## SET OF TASKS
1. Write out the part of the apple industry excerpt that opens with the words containing "The devastating and" and closes with "might halve again.".
2. Extend the apple industry excerpt, picking up right after its final sentence.

## EXCERPT TO READ
Our local apple industry has had similarly tough times. It seems inconceivable now, but land prices on the Heretaunga Plains halved in the late 1980s. The depths of the ‘correction’, around 1988, reflected difficult marketing conditions, but also a notable weather event called Cyclone Bola. The apple industry enjoyed a euphoric recovery in the early 1990s as Braeburn and Royal Gala enjoyed their best years.

The devastating and widespread hailstorm of 1994 was followed by a series of difficult markets and by the late 1990s – you guessed it – land prices halved again. It’s a reminder that above all else, rural producers have the roof off the factory and we’re an island in the Pacific. Don’t bank on eternal prosperity and don’t rule out the possibility that land prices might halve again.

Government fixes 

Of course people don’t like the reality of a downturn and cry out to government ‘fix it please!’ That sounded very appealing to politicians because poor economic conditions so often result in a change of government. Since WWII the developed world has applied the theories of John Maynard Keynes to try to achieve steady, sustainable economic growth.

## INFORMATION PROVIDED
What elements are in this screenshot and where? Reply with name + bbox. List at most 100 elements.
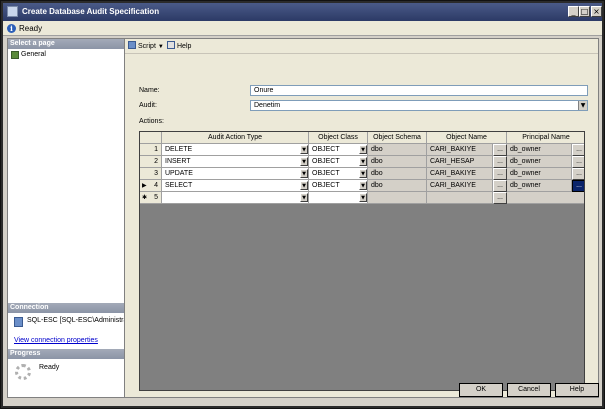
object-name-cell[interactable] [427,192,493,204]
help-button[interactable]: Help [555,383,599,397]
database-audit-icon [7,6,18,17]
principal-name-cell[interactable]: db_owner [507,156,572,168]
new-row-icon: ✱ [142,194,148,201]
object-class-cell[interactable]: OBJECT ▼ [309,180,368,192]
script-button[interactable]: Script ▼ [128,41,164,52]
row-header[interactable]: 3 [140,168,162,180]
column-header-object-schema[interactable]: Object Schema [368,132,427,144]
column-header-object-class[interactable]: Object Class [309,132,368,144]
object-name-cell[interactable]: CARI_HESAP [427,156,493,168]
audit-action-cell[interactable]: ▼ [162,192,309,204]
dropdown-arrow-icon[interactable]: ▼ [300,193,308,202]
object-class-value: OBJECT [312,146,340,153]
object-name-browse-button[interactable]: ... [493,156,507,168]
object-schema-cell[interactable]: dbo [368,168,427,180]
page-item-general[interactable]: General [10,50,122,60]
left-pane: Select a page General Connection SQL-ESC… [7,38,137,398]
column-header-principal-name[interactable]: Principal Name [507,132,584,144]
principal-name-cell[interactable]: db_owner [507,168,572,180]
column-header-audit-action-type[interactable]: Audit Action Type [162,132,309,144]
principal-name-browse-button[interactable]: ... [572,168,584,180]
progress-header: Progress [8,349,124,359]
current-row-arrow-icon: ▶ [142,182,147,189]
connection-link-row: View connection properties [8,337,124,347]
object-name-cell[interactable]: CARI_BAKIYE [427,168,493,180]
actions-label: Actions: [139,118,164,125]
principal-name-cell[interactable]: db_owner [507,144,572,156]
object-schema-cell[interactable]: dbo [368,144,427,156]
object-name-browse-button[interactable]: ... [493,180,507,192]
audit-select[interactable]: Denetim ▼ [250,100,588,111]
row-number: 4 [154,182,158,189]
progress-spinner-icon [15,364,31,380]
dialog-client-area: i Ready Select a page General Connection… [3,21,602,406]
page-item-label: General [21,51,46,58]
audit-value: Denetim [254,102,281,109]
principal-name-cell[interactable] [507,192,584,204]
ok-button[interactable]: OK [459,383,503,397]
audit-action-cell[interactable]: UPDATE ▼ [162,168,309,180]
object-name-cell[interactable]: CARI_BAKIYE [427,144,493,156]
progress-status: Ready [39,364,60,371]
principal-name-browse-button[interactable]: ... [572,180,584,192]
audit-action-cell[interactable]: SELECT ▼ [162,180,309,192]
info-icon: i [7,24,16,33]
object-class-cell[interactable]: OBJECT ▼ [309,156,368,168]
window-title: Create Database Audit Specification [22,7,160,16]
title-bar[interactable]: Create Database Audit Specification _ □ … [3,3,602,21]
maximize-button[interactable]: □ [579,6,590,17]
object-schema-cell[interactable]: dbo [368,180,427,192]
row-number: 5 [154,194,158,201]
dropdown-arrow-icon[interactable]: ▼ [359,181,367,190]
dropdown-arrow-icon[interactable]: ▼ [300,157,308,166]
dropdown-arrow-icon[interactable]: ▼ [359,145,367,154]
column-header-object-name[interactable]: Object Name [427,132,507,144]
progress-info: Ready [8,364,124,382]
principal-name-browse-button[interactable]: ... [572,144,584,156]
principal-name-cell[interactable]: db_owner [507,180,572,192]
status-text: Ready [19,24,43,33]
object-class-cell[interactable]: ▼ [309,192,368,204]
row-header[interactable]: 1 [140,144,162,156]
dropdown-arrow-icon[interactable]: ▼ [300,145,308,154]
row-header[interactable]: 2 [140,156,162,168]
toolbar: Script ▼ Help [125,39,598,54]
dropdown-arrow-icon[interactable]: ▼ [300,169,308,178]
name-input[interactable]: Onure [250,85,588,96]
help-label: Help [177,43,192,50]
help-toolbar-button[interactable]: Help [167,41,191,52]
object-name-browse-button[interactable]: ... [493,144,507,156]
object-name-browse-button[interactable]: ... [493,192,507,204]
dropdown-arrow-icon[interactable]: ▼ [578,101,587,110]
audit-action-value: DELETE [165,146,193,153]
object-class-cell[interactable]: OBJECT ▼ [309,168,368,180]
minimize-button[interactable]: _ [568,6,579,17]
close-button[interactable]: × [591,6,602,17]
connection-server: SQL-ESC [SQL-ESC\Administrator] [27,317,138,324]
audit-action-cell[interactable]: DELETE ▼ [162,144,309,156]
chevron-down-icon: ▼ [157,44,164,50]
row-header[interactable]: ✱ 5 [140,192,162,204]
dropdown-arrow-icon[interactable]: ▼ [359,157,367,166]
principal-name-browse-button[interactable]: ... [572,156,584,168]
right-pane: Script ▼ Help Name: Onure Audit: Denetim … [124,38,599,398]
object-class-value: OBJECT [312,170,340,177]
audit-action-value: INSERT [165,158,191,165]
view-connection-properties-link[interactable]: View connection properties [14,337,98,344]
row-header[interactable]: ▶ 4 [140,180,162,192]
dropdown-arrow-icon[interactable]: ▼ [359,169,367,178]
object-schema-cell[interactable] [368,192,427,204]
object-schema-cell[interactable]: dbo [368,156,427,168]
object-class-value: OBJECT [312,158,340,165]
dropdown-arrow-icon[interactable]: ▼ [359,193,367,202]
object-class-cell[interactable]: OBJECT ▼ [309,144,368,156]
object-name-browse-button[interactable]: ... [493,168,507,180]
object-name-cell[interactable]: CARI_BAKIYE [427,180,493,192]
select-page-header: Select a page [8,39,124,49]
dialog-window: Create Database Audit Specification _ □ … [0,0,605,409]
cancel-button[interactable]: Cancel [507,383,551,397]
dropdown-arrow-icon[interactable]: ▼ [300,181,308,190]
script-label: Script [138,43,156,50]
audit-action-cell[interactable]: INSERT ▼ [162,156,309,168]
name-label: Name: [139,87,160,94]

## TASK RESULTS
1.
The devastating and widespread hailstorm of 1994 was followed by a series of difficult markets and by the late 1990s – you guessed it – land prices halved again. It’s a reminder that above all else, rural producers have the roof off the factory and we’re an island in the Pacific. Don’t bank on eternal prosperity and don’t rule out the possibility that land prices might halve again.

2.
Keynes’ dominant idea was that a government could do things to stimulate the economy in difficult times and to slow it down when things were getting too hot. Essentially we’d get rid of the troublesome seasons and live year-round in an economic balmy Bahamas. It’s a nice theory, but governments are guilty of some fairly naïve interventions. They have a fair record of stimulating floundering economies, but an absolutely appalling one when it comes to dampening down economic booms. What politician wants to call an end to the party?

Rather than eliminating economic cycles, politicians just kick the can down the road. For a long time this gives the guise of stability, but I suspect when the economic winter finally arrives, it will be an ice age. A few years ago, while visiting Yosemite National Park, I read the flier about forest fires. For years park rangers tried to prevent fires entirely, but this led to a build-up of undergrowth. When the fire finally came it was an uncontainable beast and caused vast destruction.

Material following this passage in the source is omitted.